» Description of the task
Count how many lines of the material contain the string "values", then give that number and nothing more.

Figure content listings:
+-------+
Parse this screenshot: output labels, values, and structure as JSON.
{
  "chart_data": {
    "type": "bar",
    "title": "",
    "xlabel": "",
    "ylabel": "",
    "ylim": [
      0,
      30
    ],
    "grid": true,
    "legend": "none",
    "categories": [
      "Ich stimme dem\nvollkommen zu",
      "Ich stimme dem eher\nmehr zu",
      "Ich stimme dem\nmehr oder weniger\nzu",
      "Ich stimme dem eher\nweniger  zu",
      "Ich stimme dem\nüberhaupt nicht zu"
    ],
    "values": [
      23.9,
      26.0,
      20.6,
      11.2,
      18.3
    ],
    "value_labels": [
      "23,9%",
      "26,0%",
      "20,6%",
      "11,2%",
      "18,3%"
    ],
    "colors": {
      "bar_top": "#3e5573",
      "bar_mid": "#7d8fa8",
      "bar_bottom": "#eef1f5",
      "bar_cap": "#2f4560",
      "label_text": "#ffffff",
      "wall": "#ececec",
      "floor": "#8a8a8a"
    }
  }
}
+-------+
» Task answer
2